## TASK TO CARRY OUT
Copy out, line for line, the stretch of the records from the line containing "y-tick-label: 600 (58, 199, 78, 213)" through the line containing "series-line-2 (85, 248, 580, 288)", both included.

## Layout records
* begin *

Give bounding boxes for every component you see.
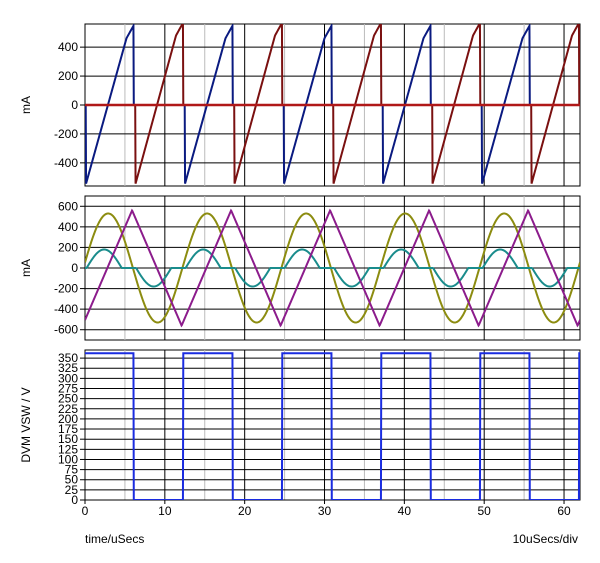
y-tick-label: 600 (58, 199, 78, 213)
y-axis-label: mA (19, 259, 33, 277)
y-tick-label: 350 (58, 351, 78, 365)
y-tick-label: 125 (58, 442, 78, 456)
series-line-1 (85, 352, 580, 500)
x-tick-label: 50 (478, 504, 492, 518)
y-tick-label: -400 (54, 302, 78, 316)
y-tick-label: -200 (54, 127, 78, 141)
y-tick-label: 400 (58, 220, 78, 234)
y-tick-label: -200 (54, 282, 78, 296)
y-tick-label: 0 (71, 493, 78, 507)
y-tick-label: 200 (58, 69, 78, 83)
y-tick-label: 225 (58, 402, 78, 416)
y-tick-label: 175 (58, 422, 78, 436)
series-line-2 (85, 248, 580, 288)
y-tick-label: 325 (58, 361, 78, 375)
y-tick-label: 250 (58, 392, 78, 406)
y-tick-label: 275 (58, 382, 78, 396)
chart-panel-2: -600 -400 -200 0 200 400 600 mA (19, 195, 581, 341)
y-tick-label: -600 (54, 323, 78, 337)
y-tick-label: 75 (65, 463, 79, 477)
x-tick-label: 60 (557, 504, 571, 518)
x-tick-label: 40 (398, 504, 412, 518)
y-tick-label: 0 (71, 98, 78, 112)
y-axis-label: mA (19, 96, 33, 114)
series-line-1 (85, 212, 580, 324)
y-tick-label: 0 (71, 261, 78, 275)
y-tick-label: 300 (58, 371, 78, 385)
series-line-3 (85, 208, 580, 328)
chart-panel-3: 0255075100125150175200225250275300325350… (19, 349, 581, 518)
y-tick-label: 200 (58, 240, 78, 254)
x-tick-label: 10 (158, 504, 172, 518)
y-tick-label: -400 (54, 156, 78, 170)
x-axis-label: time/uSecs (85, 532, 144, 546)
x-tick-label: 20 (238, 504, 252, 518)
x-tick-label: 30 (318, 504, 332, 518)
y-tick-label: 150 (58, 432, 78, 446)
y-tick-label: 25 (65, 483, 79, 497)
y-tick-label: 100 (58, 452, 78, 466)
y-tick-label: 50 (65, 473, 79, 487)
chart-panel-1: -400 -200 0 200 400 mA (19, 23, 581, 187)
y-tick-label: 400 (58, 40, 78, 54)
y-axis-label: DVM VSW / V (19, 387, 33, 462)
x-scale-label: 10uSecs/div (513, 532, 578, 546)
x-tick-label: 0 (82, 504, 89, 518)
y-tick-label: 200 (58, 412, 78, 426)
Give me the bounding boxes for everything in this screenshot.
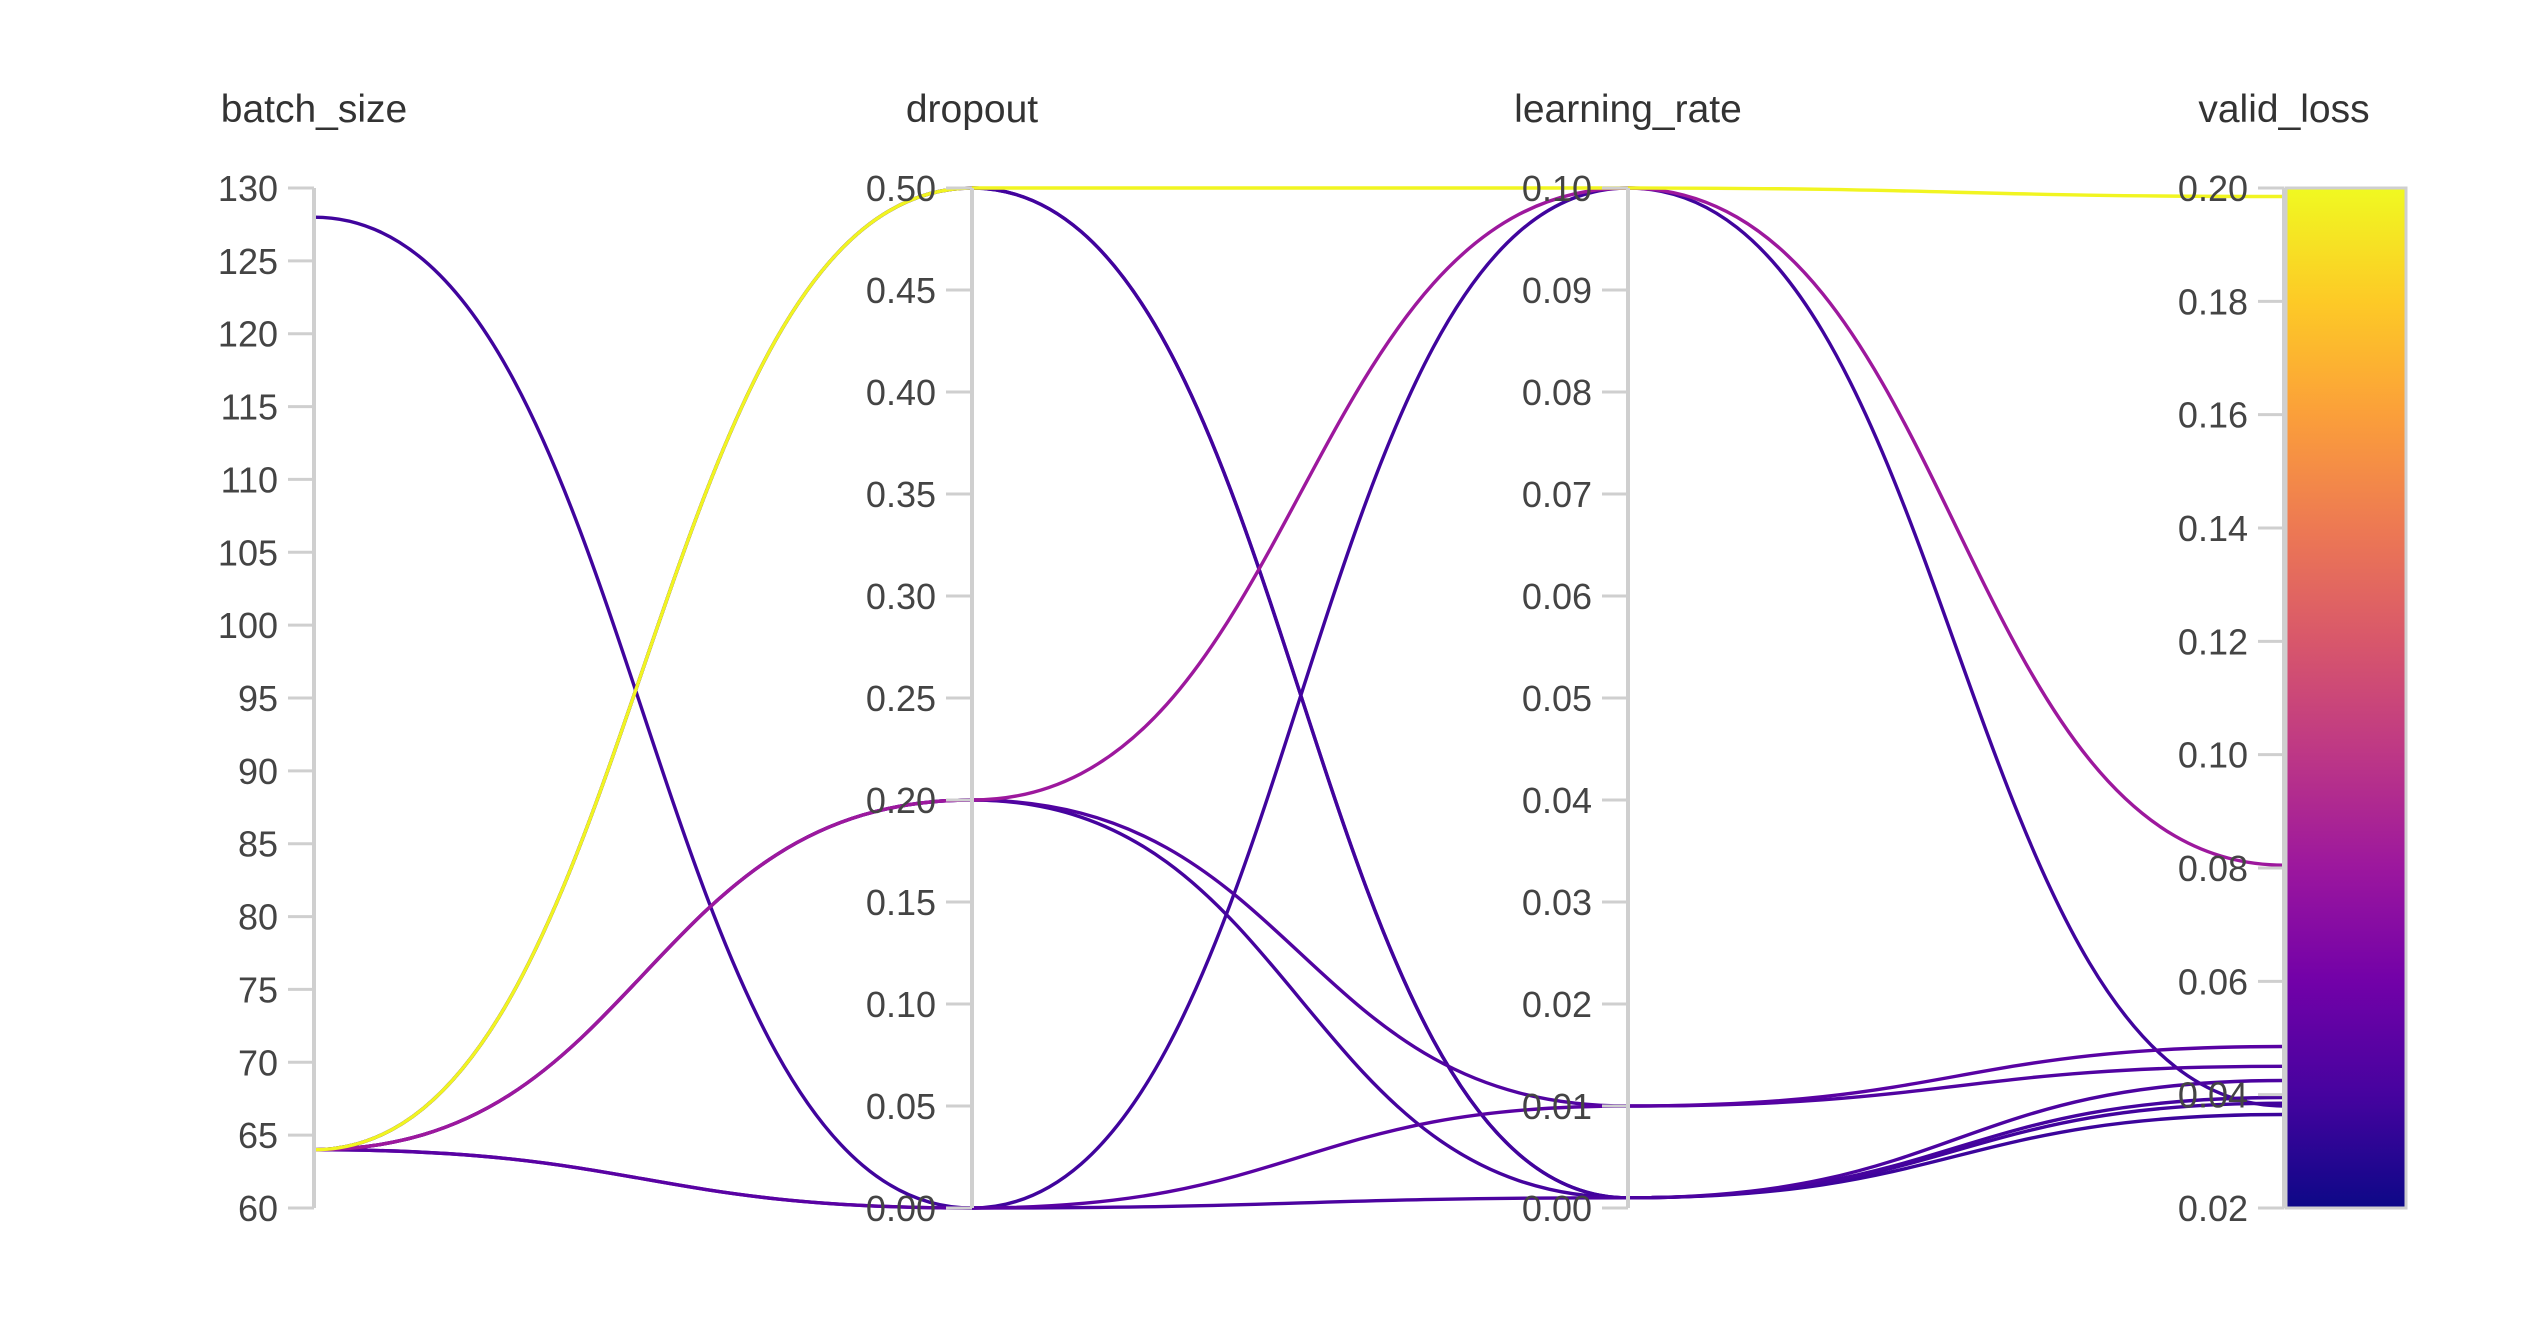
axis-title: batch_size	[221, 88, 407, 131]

* end *

## EXERCISE OUTPUT
y-tick-label: 600 (58, 199, 78, 213)
y-axis-label: mA (19, 259, 33, 277)
y-tick-label: 350 (58, 351, 78, 365)
y-tick-label: 125 (58, 442, 78, 456)
series-line-1 (85, 352, 580, 500)
x-tick-label: 50 (478, 504, 492, 518)
y-tick-label: -400 (54, 302, 78, 316)
y-tick-label: -200 (54, 127, 78, 141)
y-tick-label: 400 (58, 220, 78, 234)
y-tick-label: -200 (54, 282, 78, 296)
y-tick-label: 0 (71, 493, 78, 507)
y-tick-label: 200 (58, 69, 78, 83)
y-tick-label: 225 (58, 402, 78, 416)
y-tick-label: 175 (58, 422, 78, 436)
series-line-2 (85, 248, 580, 288)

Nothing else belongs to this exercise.